--- Provided entries ---
■ ■ ■ ■ ■

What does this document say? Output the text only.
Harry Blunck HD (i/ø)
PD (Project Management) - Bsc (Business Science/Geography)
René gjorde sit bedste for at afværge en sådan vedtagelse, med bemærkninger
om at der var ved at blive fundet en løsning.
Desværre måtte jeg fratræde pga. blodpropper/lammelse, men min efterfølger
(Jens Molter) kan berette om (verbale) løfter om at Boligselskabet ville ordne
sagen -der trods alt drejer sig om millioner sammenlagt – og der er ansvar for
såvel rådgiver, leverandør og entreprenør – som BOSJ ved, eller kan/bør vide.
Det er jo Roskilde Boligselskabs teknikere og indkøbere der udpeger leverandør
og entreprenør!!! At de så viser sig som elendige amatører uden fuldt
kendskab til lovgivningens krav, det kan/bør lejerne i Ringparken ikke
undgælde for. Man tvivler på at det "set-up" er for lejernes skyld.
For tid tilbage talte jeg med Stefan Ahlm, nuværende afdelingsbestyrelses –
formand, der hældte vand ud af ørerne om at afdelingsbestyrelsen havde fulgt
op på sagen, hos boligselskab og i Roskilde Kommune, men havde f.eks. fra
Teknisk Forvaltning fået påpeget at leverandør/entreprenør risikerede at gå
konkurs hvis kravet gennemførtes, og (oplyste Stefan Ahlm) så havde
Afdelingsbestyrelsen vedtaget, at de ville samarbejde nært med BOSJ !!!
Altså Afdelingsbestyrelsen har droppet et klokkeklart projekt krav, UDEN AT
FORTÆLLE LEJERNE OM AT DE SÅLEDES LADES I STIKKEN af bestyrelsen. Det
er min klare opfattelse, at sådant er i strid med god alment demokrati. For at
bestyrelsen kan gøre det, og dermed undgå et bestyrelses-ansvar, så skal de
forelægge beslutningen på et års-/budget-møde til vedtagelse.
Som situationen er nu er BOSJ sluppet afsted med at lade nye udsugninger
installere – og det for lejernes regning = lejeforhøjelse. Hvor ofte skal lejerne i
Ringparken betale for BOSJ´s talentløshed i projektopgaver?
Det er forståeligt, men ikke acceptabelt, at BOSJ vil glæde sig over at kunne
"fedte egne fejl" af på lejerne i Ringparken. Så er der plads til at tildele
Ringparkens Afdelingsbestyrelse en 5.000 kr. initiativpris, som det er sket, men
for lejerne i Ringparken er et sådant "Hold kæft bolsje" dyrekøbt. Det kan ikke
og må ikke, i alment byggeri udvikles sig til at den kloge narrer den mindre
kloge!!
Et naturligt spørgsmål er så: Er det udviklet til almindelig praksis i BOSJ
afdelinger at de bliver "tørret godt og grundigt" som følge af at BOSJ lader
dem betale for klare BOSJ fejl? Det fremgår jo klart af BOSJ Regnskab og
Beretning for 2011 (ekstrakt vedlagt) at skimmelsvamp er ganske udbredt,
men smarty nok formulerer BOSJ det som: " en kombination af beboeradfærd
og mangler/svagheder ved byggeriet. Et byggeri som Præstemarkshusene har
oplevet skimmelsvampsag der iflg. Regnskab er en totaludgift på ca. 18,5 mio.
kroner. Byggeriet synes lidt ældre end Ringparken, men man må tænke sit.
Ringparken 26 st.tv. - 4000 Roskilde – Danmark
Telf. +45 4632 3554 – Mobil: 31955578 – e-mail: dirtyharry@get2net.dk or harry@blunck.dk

■ ■ ■ ■ ■

--- Objective ---
Search the lines for "leverandør". Copy each line that has it.

--- Task result ---
såvel rådgiver, leverandør og entreprenør – som BOSJ ved, eller kan/bør vide.
Det er jo Roskilde Boligselskabs teknikere og indkøbere der udpeger leverandør
Teknisk Forvaltning fået påpeget at leverandør/entreprenør risikerede at gå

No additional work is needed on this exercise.